JOB - Copy all entries without alteration and skip the pictures they hold.

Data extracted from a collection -
[START]

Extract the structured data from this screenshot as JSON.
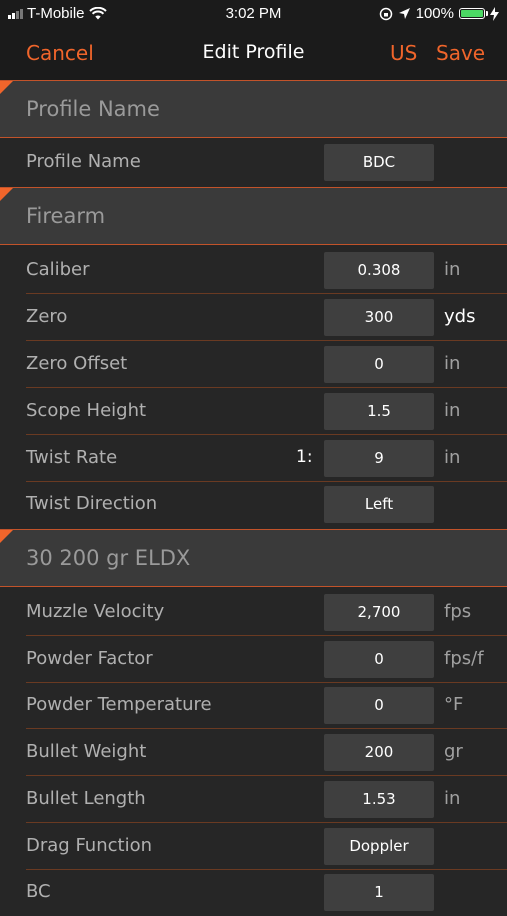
{
  "status": {
    "carrier": "T-Mobile",
    "time": "3:02 PM",
    "battery": "100%",
    "battery_level": 1.0
  },
  "nav": {
    "cancel": "Cancel",
    "title": "Edit Profile",
    "units": "US",
    "save": "Save"
  },
  "accent_color": "#f0652b",
  "sections": {
    "profile": {
      "title": "Profile Name",
      "rows": {
        "name": {
          "label": "Profile Name",
          "value": "BDC"
        }
      }
    },
    "firearm": {
      "title": "Firearm",
      "rows": {
        "caliber": {
          "label": "Caliber",
          "value": "0.308",
          "unit": "in"
        },
        "zero": {
          "label": "Zero",
          "value": "300",
          "unit": "yds"
        },
        "zero_offset": {
          "label": "Zero Offset",
          "value": "0",
          "unit": "in"
        },
        "scope_height": {
          "label": "Scope Height",
          "value": "1.5",
          "unit": "in"
        },
        "twist_rate": {
          "label": "Twist Rate",
          "prefix": "1:",
          "value": "9",
          "unit": "in"
        },
        "twist_direction": {
          "label": "Twist Direction",
          "value": "Left"
        }
      }
    },
    "ammo": {
      "title": "30 200 gr ELDX",
      "rows": {
        "muzzle_velocity": {
          "label": "Muzzle Velocity",
          "value": "2,700",
          "unit": "fps"
        },
        "powder_factor": {
          "label": "Powder Factor",
          "value": "0",
          "unit": "fps/f"
        },
        "powder_temperature": {
          "label": "Powder Temperature",
          "value": "0",
          "unit": "°F"
        },
        "bullet_weight": {
          "label": "Bullet Weight",
          "value": "200",
          "unit": "gr"
        },
        "bullet_length": {
          "label": "Bullet Length",
          "value": "1.53",
          "unit": "in"
        },
        "drag_function": {
          "label": "Drag Function",
          "value": "Doppler"
        },
        "bc": {
          "label": "BC",
          "value": "1"
        }
      }
    }
  }
}
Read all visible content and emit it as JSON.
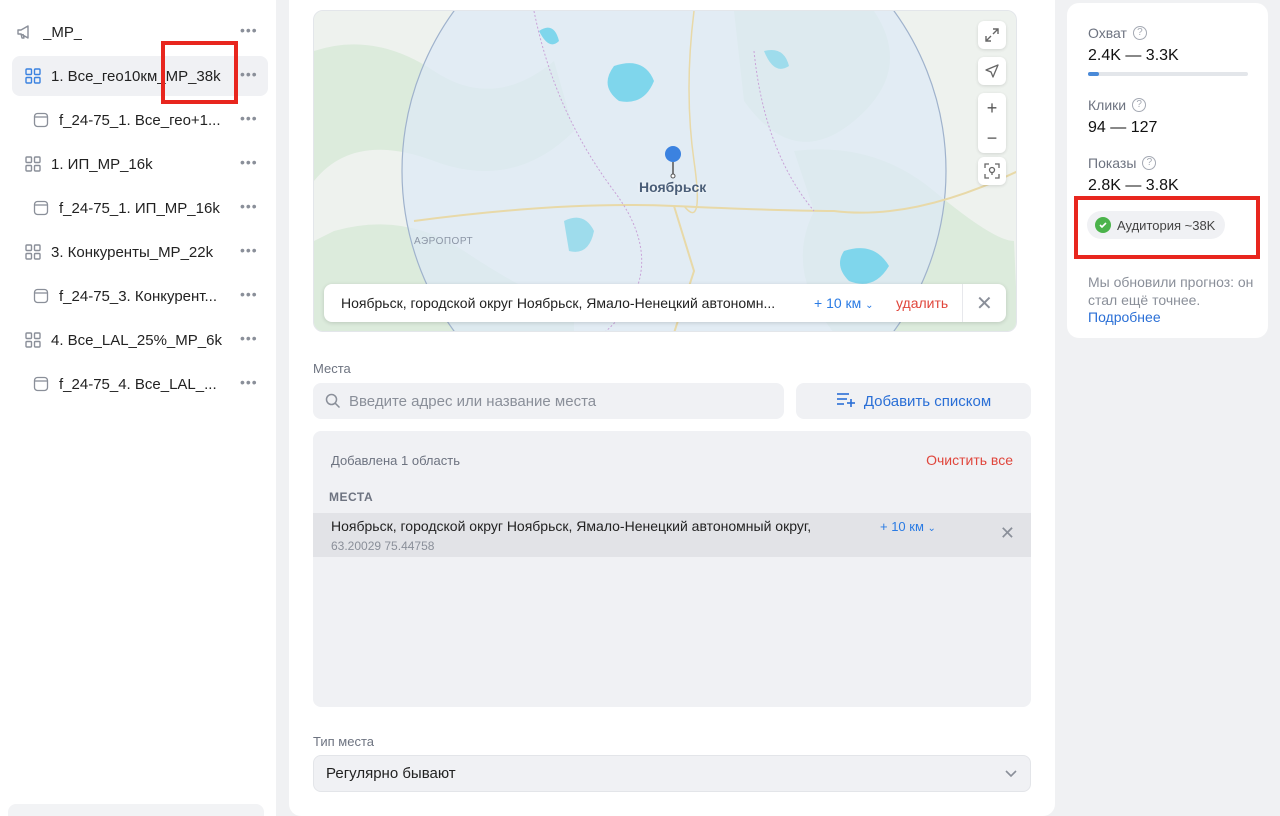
{
  "sidebar": {
    "items": [
      {
        "label": "_MP_",
        "icon": "megaphone-icon"
      },
      {
        "label": "1. Все_гео10км_MP_38k",
        "icon": "grid-icon"
      },
      {
        "label": "f_24-75_1. Все_гео+1...",
        "icon": "banner-icon"
      },
      {
        "label": "1. ИП_MP_16k",
        "icon": "grid-icon"
      },
      {
        "label": "f_24-75_1. ИП_MP_16k",
        "icon": "banner-icon"
      },
      {
        "label": "3. Конкуренты_MP_22k",
        "icon": "grid-icon"
      },
      {
        "label": "f_24-75_3. Конкурент...",
        "icon": "banner-icon"
      },
      {
        "label": "4. Все_LAL_25%_MP_6k",
        "icon": "grid-icon"
      },
      {
        "label": "f_24-75_4. Все_LAL_...",
        "icon": "banner-icon"
      }
    ]
  },
  "map": {
    "city": "Ноябрьск",
    "airport": "АЭРОПОРТ",
    "chip": {
      "address": "Ноябрьск, городской округ Ноябрьск, Ямало-Ненецкий автономн...",
      "radius": "+ 10 км",
      "delete": "удалить"
    }
  },
  "places": {
    "label": "Места",
    "search_placeholder": "Введите адрес или название места",
    "add_list": "Добавить списком",
    "added_count": "Добавлена 1 область",
    "clear_all": "Очистить все",
    "section": "МЕСТА",
    "item": {
      "name": "Ноябрьск, городской округ Ноябрьск, Ямало-Ненецкий автономный округ,",
      "radius": "+ 10 км",
      "coords": "63.20029 75.44758"
    }
  },
  "place_type": {
    "label": "Тип места",
    "value": "Регулярно бывают"
  },
  "forecast": {
    "reach_label": "Охват",
    "reach_value": "2.4K — 3.3K",
    "reach_progress": 0.07,
    "clicks_label": "Клики",
    "clicks_value": "94 — 127",
    "impressions_label": "Показы",
    "impressions_value": "2.8K — 3.8K",
    "audience": "Аудитория ~38K",
    "note": "Мы обновили прогноз: он стал ещё точнее.",
    "more_link": "Подробнее"
  },
  "colors": {
    "accent": "#2a6fd6",
    "danger": "#e0463c",
    "success": "#4bb34b",
    "highlight": "#e8261e"
  }
}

[END]

FINAL RESULT -
Extract the structured data from this screenshot as JSON.
{
  "status": {
    "carrier": "T-Mobile",
    "time": "3:02 PM",
    "battery": "100%",
    "battery_level": 1.0
  },
  "nav": {
    "cancel": "Cancel",
    "title": "Edit Profile",
    "units": "US",
    "save": "Save"
  },
  "accent_color": "#f0652b",
  "sections": {
    "profile": {
      "title": "Profile Name",
      "rows": {
        "name": {
          "label": "Profile Name",
          "value": "BDC"
        }
      }
    },
    "firearm": {
      "title": "Firearm",
      "rows": {
        "caliber": {
          "label": "Caliber",
          "value": "0.308",
          "unit": "in"
        },
        "zero": {
          "label": "Zero",
          "value": "300",
          "unit": "yds"
        },
        "zero_offset": {
          "label": "Zero Offset",
          "value": "0",
          "unit": "in"
        },
        "scope_height": {
          "label": "Scope Height",
          "value": "1.5",
          "unit": "in"
        },
        "twist_rate": {
          "label": "Twist Rate",
          "prefix": "1:",
          "value": "9",
          "unit": "in"
        },
        "twist_direction": {
          "label": "Twist Direction",
          "value": "Left"
        }
      }
    },
    "ammo": {
      "title": "30 200 gr ELDX",
      "rows": {
        "muzzle_velocity": {
          "label": "Muzzle Velocity",
          "value": "2,700",
          "unit": "fps"
        },
        "powder_factor": {
          "label": "Powder Factor",
          "value": "0",
          "unit": "fps/f"
        },
        "powder_temperature": {
          "label": "Powder Temperature",
          "value": "0",
          "unit": "°F"
        },
        "bullet_weight": {
          "label": "Bullet Weight",
          "value": "200",
          "unit": "gr"
        },
        "bullet_length": {
          "label": "Bullet Length",
          "value": "1.53",
          "unit": "in"
        },
        "drag_function": {
          "label": "Drag Function",
          "value": "Doppler"
        },
        "bc": {
          "label": "BC",
          "value": "1"
        }
      }
    }
  }
}
Read all visible content and emit it as JSON.
{
  "sidebar": {
    "items": [
      {
        "label": "_MP_",
        "icon": "megaphone-icon"
      },
      {
        "label": "1. Все_гео10км_MP_38k",
        "icon": "grid-icon"
      },
      {
        "label": "f_24-75_1. Все_гео+1...",
        "icon": "banner-icon"
      },
      {
        "label": "1. ИП_MP_16k",
        "icon": "grid-icon"
      },
      {
        "label": "f_24-75_1. ИП_MP_16k",
        "icon": "banner-icon"
      },
      {
        "label": "3. Конкуренты_MP_22k",
        "icon": "grid-icon"
      },
      {
        "label": "f_24-75_3. Конкурент...",
        "icon": "banner-icon"
      },
      {
        "label": "4. Все_LAL_25%_MP_6k",
        "icon": "grid-icon"
      },
      {
        "label": "f_24-75_4. Все_LAL_...",
        "icon": "banner-icon"
      }
    ]
  },
  "map": {
    "city": "Ноябрьск",
    "airport": "АЭРОПОРТ",
    "chip": {
      "address": "Ноябрьск, городской округ Ноябрьск, Ямало-Ненецкий автономн...",
      "radius": "+ 10 км",
      "delete": "удалить"
    }
  },
  "places": {
    "label": "Места",
    "search_placeholder": "Введите адрес или название места",
    "add_list": "Добавить списком",
    "added_count": "Добавлена 1 область",
    "clear_all": "Очистить все",
    "section": "МЕСТА",
    "item": {
      "name": "Ноябрьск, городской округ Ноябрьск, Ямало-Ненецкий автономный округ,",
      "radius": "+ 10 км",
      "coords": "63.20029 75.44758"
    }
  },
  "place_type": {
    "label": "Тип места",
    "value": "Регулярно бывают"
  },
  "forecast": {
    "reach_label": "Охват",
    "reach_value": "2.4K — 3.3K",
    "reach_progress": 0.07,
    "clicks_label": "Клики",
    "clicks_value": "94 — 127",
    "impressions_label": "Показы",
    "impressions_value": "2.8K — 3.8K",
    "audience": "Аудитория ~38K",
    "note": "Мы обновили прогноз: он стал ещё точнее.",
    "more_link": "Подробнее"
  },
  "colors": {
    "accent": "#2a6fd6",
    "danger": "#e0463c",
    "success": "#4bb34b",
    "highlight": "#e8261e"
  }
}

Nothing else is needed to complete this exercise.